■ **Working data**
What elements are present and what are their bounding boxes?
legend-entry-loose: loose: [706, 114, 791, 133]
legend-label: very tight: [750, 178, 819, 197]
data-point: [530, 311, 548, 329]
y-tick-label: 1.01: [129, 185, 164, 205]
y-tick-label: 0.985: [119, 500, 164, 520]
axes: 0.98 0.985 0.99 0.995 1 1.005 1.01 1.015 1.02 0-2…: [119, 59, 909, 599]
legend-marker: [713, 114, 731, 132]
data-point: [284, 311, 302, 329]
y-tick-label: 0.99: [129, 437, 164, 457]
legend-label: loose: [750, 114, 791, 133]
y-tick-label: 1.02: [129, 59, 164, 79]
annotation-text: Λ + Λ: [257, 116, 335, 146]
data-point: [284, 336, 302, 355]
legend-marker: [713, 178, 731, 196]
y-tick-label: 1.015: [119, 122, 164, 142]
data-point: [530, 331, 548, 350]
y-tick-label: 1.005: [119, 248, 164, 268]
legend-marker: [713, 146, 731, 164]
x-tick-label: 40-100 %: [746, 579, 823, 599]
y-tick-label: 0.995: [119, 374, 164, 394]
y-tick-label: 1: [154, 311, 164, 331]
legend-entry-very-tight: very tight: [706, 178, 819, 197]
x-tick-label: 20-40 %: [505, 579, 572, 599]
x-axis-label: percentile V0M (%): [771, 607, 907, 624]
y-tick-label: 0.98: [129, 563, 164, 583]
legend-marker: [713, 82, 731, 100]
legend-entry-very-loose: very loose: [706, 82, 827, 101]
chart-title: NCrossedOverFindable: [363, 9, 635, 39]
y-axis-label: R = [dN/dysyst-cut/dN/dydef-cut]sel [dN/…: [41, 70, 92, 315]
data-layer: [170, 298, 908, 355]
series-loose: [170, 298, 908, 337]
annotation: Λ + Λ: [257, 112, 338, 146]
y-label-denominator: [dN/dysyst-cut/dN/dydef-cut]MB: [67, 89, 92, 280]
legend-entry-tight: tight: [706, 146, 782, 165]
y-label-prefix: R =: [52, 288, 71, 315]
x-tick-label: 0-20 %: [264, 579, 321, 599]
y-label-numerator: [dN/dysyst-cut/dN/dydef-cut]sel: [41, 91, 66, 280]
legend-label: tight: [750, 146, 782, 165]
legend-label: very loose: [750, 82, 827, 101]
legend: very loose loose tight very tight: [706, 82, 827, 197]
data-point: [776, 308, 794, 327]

■ **Written exercise**
Retype the material above line for line, without changing a single character.

■ **Output of the task**
What elements are present and what are their bounding boxes?
legend-entry-loose: loose: [706, 114, 791, 133]
legend-label: very tight: [750, 178, 819, 197]
data-point: [530, 311, 548, 329]
y-tick-label: 1.01: [129, 185, 164, 205]
y-tick-label: 0.985: [119, 500, 164, 520]
axes: 0.98 0.985 0.99 0.995 1 1.005 1.01 1.015 1.02 0-2…: [119, 59, 909, 599]
legend-marker: [713, 114, 731, 132]
data-point: [284, 311, 302, 329]
y-tick-label: 0.99: [129, 437, 164, 457]
legend-label: loose: [750, 114, 791, 133]
y-tick-label: 1.02: [129, 59, 164, 79]
annotation-text: Λ + Λ: [257, 116, 335, 146]
data-point: [284, 336, 302, 355]
legend-marker: [713, 178, 731, 196]
y-tick-label: 1.015: [119, 122, 164, 142]
data-point: [530, 331, 548, 350]
y-tick-label: 1.005: [119, 248, 164, 268]
legend-marker: [713, 146, 731, 164]
x-tick-label: 40-100 %: [746, 579, 823, 599]
y-tick-label: 0.995: [119, 374, 164, 394]
y-tick-label: 1: [154, 311, 164, 331]
legend-entry-very-tight: very tight: [706, 178, 819, 197]
x-tick-label: 20-40 %: [505, 579, 572, 599]
x-axis-label: percentile V0M (%): [771, 607, 907, 624]
y-tick-label: 0.98: [129, 563, 164, 583]
legend-marker: [713, 82, 731, 100]
legend-entry-very-loose: very loose: [706, 82, 827, 101]
chart-title: NCrossedOverFindable: [363, 9, 635, 39]
y-axis-label: R = [dN/dysyst-cut/dN/dydef-cut]sel [dN/…: [41, 70, 92, 315]
data-layer: [170, 298, 908, 355]
series-loose: [170, 298, 908, 337]
annotation: Λ + Λ: [257, 112, 338, 146]
y-label-denominator: [dN/dysyst-cut/dN/dydef-cut]MB: [67, 89, 92, 280]
legend-entry-tight: tight: [706, 146, 782, 165]
y-label-prefix: R =: [52, 288, 71, 315]
x-tick-label: 0-20 %: [264, 579, 321, 599]
y-label-numerator: [dN/dysyst-cut/dN/dydef-cut]sel: [41, 91, 66, 280]
legend-label: tight: [750, 146, 782, 165]
legend-label: very loose: [750, 82, 827, 101]
legend: very loose loose tight very tight: [706, 82, 827, 197]
data-point: [776, 308, 794, 327]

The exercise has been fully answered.